Write the data below out exactly as it stands. Do not include the pictures.
<<<<
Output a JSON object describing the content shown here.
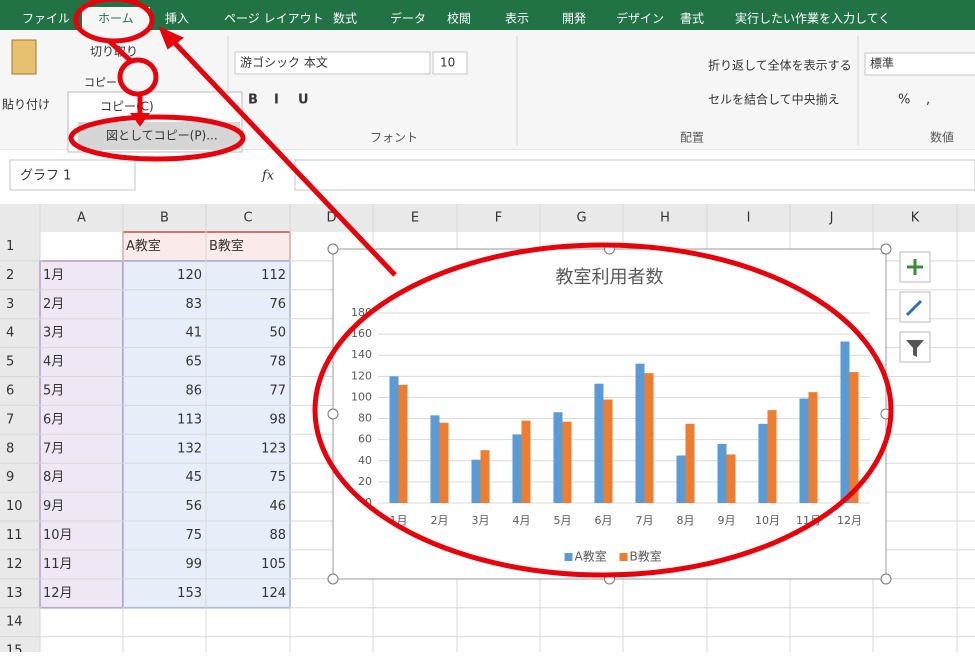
{
  "ribbon": {
    "tabs": [
      "ファイル",
      "ホーム",
      "挿入",
      "ページ レイアウト",
      "数式",
      "データ",
      "校閲",
      "表示",
      "開発",
      "デザイン",
      "書式",
      "実行したい作業を入力してく"
    ],
    "clipboard": {
      "cut": "切り取り",
      "copy": "コピー",
      "paste": "貼り付け"
    },
    "copy_menu": [
      "コピー(C)",
      "図としてコピー(P)..."
    ],
    "font": {
      "name": "游ゴシック 本文",
      "size": "10",
      "styles": [
        "B",
        "I",
        "U"
      ]
    },
    "alignment": {
      "wrap": "折り返して全体を表示する",
      "merge": "セルを結合して中央揃え"
    },
    "number": {
      "format": "標準",
      "symbols": [
        "%",
        ","
      ]
    },
    "groups": [
      "フォント",
      "配置",
      "数値"
    ]
  },
  "formula_bar": {
    "name_box": "グラフ 1",
    "fx": "fx"
  },
  "sheet": {
    "columns": [
      "A",
      "B",
      "C",
      "D",
      "E",
      "F",
      "G",
      "H",
      "I",
      "J",
      "K"
    ],
    "rows": [
      1,
      2,
      3,
      4,
      5,
      6,
      7,
      8,
      9,
      10,
      11,
      12,
      13,
      14,
      15
    ]
  },
  "chart_data": {
    "type": "bar",
    "title": "教室利用者数",
    "categories": [
      "1月",
      "2月",
      "3月",
      "4月",
      "5月",
      "6月",
      "7月",
      "8月",
      "9月",
      "10月",
      "11月",
      "12月"
    ],
    "series": [
      {
        "name": "A教室",
        "color": "#5b9bd5",
        "values": [
          120,
          83,
          41,
          65,
          86,
          113,
          132,
          45,
          56,
          75,
          99,
          153
        ]
      },
      {
        "name": "B教室",
        "color": "#ed7d31",
        "values": [
          112,
          76,
          50,
          78,
          77,
          98,
          123,
          75,
          46,
          88,
          105,
          124
        ]
      }
    ],
    "ylim": [
      0,
      180
    ],
    "yticks": [
      0,
      20,
      40,
      60,
      80,
      100,
      120,
      140,
      160,
      180
    ],
    "grid": true,
    "legend": "bottom"
  }
}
>>>>
§ Solution to this exercise:
Output a JSON object describing the content shown here.
{
  "ribbon": {
    "tabs": [
      "ファイル",
      "ホーム",
      "挿入",
      "ページ レイアウト",
      "数式",
      "データ",
      "校閲",
      "表示",
      "開発",
      "デザイン",
      "書式",
      "実行したい作業を入力してく"
    ],
    "clipboard": {
      "cut": "切り取り",
      "copy": "コピー",
      "paste": "貼り付け"
    },
    "copy_menu": [
      "コピー(C)",
      "図としてコピー(P)..."
    ],
    "font": {
      "name": "游ゴシック 本文",
      "size": "10",
      "styles": [
        "B",
        "I",
        "U"
      ]
    },
    "alignment": {
      "wrap": "折り返して全体を表示する",
      "merge": "セルを結合して中央揃え"
    },
    "number": {
      "format": "標準",
      "symbols": [
        "%",
        ","
      ]
    },
    "groups": [
      "フォント",
      "配置",
      "数値"
    ]
  },
  "formula_bar": {
    "name_box": "グラフ 1",
    "fx": "fx"
  },
  "sheet": {
    "columns": [
      "A",
      "B",
      "C",
      "D",
      "E",
      "F",
      "G",
      "H",
      "I",
      "J",
      "K"
    ],
    "rows": [
      1,
      2,
      3,
      4,
      5,
      6,
      7,
      8,
      9,
      10,
      11,
      12,
      13,
      14,
      15
    ]
  },
  "chart_data": {
    "type": "bar",
    "title": "教室利用者数",
    "categories": [
      "1月",
      "2月",
      "3月",
      "4月",
      "5月",
      "6月",
      "7月",
      "8月",
      "9月",
      "10月",
      "11月",
      "12月"
    ],
    "series": [
      {
        "name": "A教室",
        "color": "#5b9bd5",
        "values": [
          120,
          83,
          41,
          65,
          86,
          113,
          132,
          45,
          56,
          75,
          99,
          153
        ]
      },
      {
        "name": "B教室",
        "color": "#ed7d31",
        "values": [
          112,
          76,
          50,
          78,
          77,
          98,
          123,
          75,
          46,
          88,
          105,
          124
        ]
      }
    ],
    "ylim": [
      0,
      180
    ],
    "yticks": [
      0,
      20,
      40,
      60,
      80,
      100,
      120,
      140,
      160,
      180
    ],
    "grid": true,
    "legend": "bottom"
  }
}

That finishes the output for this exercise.